--- START OF Records to use ---
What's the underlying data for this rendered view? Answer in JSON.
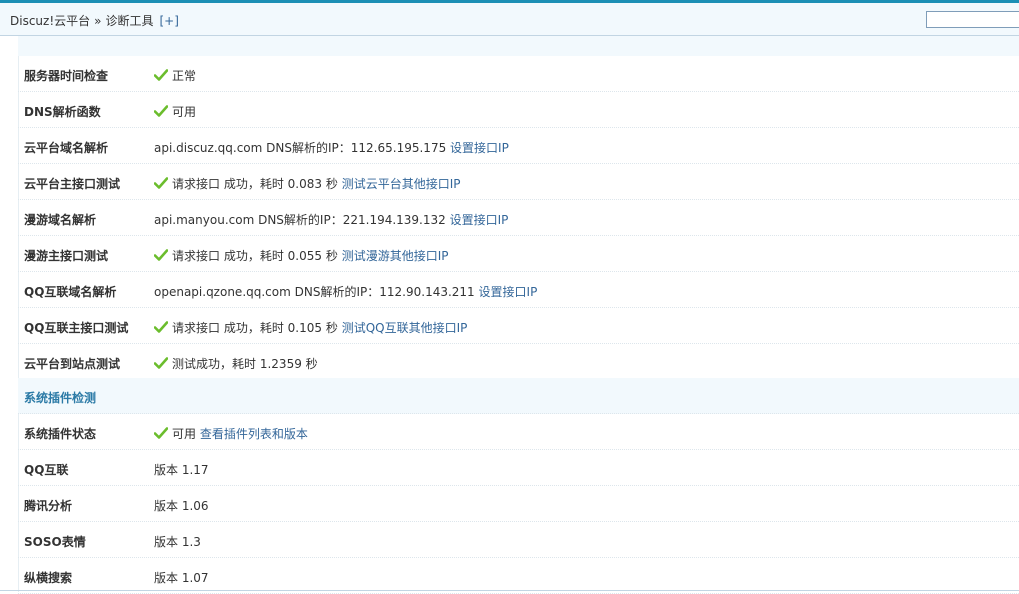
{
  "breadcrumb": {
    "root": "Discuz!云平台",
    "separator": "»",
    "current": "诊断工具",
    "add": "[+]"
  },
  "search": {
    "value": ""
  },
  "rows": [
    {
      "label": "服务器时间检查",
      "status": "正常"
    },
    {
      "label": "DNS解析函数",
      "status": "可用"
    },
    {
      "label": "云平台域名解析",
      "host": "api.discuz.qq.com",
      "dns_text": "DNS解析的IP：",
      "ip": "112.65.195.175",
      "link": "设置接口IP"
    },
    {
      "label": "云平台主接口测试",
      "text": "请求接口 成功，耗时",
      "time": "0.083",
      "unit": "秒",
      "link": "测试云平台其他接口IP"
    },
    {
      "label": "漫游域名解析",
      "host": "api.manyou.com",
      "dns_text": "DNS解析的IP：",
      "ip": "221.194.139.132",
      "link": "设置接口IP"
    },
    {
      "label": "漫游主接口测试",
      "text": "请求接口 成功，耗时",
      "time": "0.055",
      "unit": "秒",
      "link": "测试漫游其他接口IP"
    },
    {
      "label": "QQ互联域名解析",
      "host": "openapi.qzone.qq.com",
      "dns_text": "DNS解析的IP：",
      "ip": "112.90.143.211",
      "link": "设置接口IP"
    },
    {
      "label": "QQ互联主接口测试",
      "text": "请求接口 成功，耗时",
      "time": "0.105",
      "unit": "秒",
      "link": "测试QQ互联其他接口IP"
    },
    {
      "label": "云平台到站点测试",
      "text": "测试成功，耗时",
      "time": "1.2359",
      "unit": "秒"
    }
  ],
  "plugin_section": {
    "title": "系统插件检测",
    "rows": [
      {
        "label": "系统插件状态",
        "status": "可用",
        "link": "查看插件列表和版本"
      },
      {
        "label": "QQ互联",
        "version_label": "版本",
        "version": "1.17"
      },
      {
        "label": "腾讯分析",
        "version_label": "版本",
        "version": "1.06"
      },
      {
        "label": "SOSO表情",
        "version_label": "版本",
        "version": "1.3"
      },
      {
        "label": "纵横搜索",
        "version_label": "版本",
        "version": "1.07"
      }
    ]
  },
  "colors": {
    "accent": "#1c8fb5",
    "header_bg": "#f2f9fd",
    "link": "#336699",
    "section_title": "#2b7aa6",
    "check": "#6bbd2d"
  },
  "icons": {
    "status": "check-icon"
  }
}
--- END OF Records to use ---
**Exercise instructions**
Without the pictures, write out every entry precisely as it appears.

**The completed task**
What's the underlying data for this rendered view? Answer in JSON.
{
  "breadcrumb": {
    "root": "Discuz!云平台",
    "separator": "»",
    "current": "诊断工具",
    "add": "[+]"
  },
  "search": {
    "value": ""
  },
  "rows": [
    {
      "label": "服务器时间检查",
      "status": "正常"
    },
    {
      "label": "DNS解析函数",
      "status": "可用"
    },
    {
      "label": "云平台域名解析",
      "host": "api.discuz.qq.com",
      "dns_text": "DNS解析的IP：",
      "ip": "112.65.195.175",
      "link": "设置接口IP"
    },
    {
      "label": "云平台主接口测试",
      "text": "请求接口 成功，耗时",
      "time": "0.083",
      "unit": "秒",
      "link": "测试云平台其他接口IP"
    },
    {
      "label": "漫游域名解析",
      "host": "api.manyou.com",
      "dns_text": "DNS解析的IP：",
      "ip": "221.194.139.132",
      "link": "设置接口IP"
    },
    {
      "label": "漫游主接口测试",
      "text": "请求接口 成功，耗时",
      "time": "0.055",
      "unit": "秒",
      "link": "测试漫游其他接口IP"
    },
    {
      "label": "QQ互联域名解析",
      "host": "openapi.qzone.qq.com",
      "dns_text": "DNS解析的IP：",
      "ip": "112.90.143.211",
      "link": "设置接口IP"
    },
    {
      "label": "QQ互联主接口测试",
      "text": "请求接口 成功，耗时",
      "time": "0.105",
      "unit": "秒",
      "link": "测试QQ互联其他接口IP"
    },
    {
      "label": "云平台到站点测试",
      "text": "测试成功，耗时",
      "time": "1.2359",
      "unit": "秒"
    }
  ],
  "plugin_section": {
    "title": "系统插件检测",
    "rows": [
      {
        "label": "系统插件状态",
        "status": "可用",
        "link": "查看插件列表和版本"
      },
      {
        "label": "QQ互联",
        "version_label": "版本",
        "version": "1.17"
      },
      {
        "label": "腾讯分析",
        "version_label": "版本",
        "version": "1.06"
      },
      {
        "label": "SOSO表情",
        "version_label": "版本",
        "version": "1.3"
      },
      {
        "label": "纵横搜索",
        "version_label": "版本",
        "version": "1.07"
      }
    ]
  },
  "colors": {
    "accent": "#1c8fb5",
    "header_bg": "#f2f9fd",
    "link": "#336699",
    "section_title": "#2b7aa6",
    "check": "#6bbd2d"
  },
  "icons": {
    "status": "check-icon"
  }
}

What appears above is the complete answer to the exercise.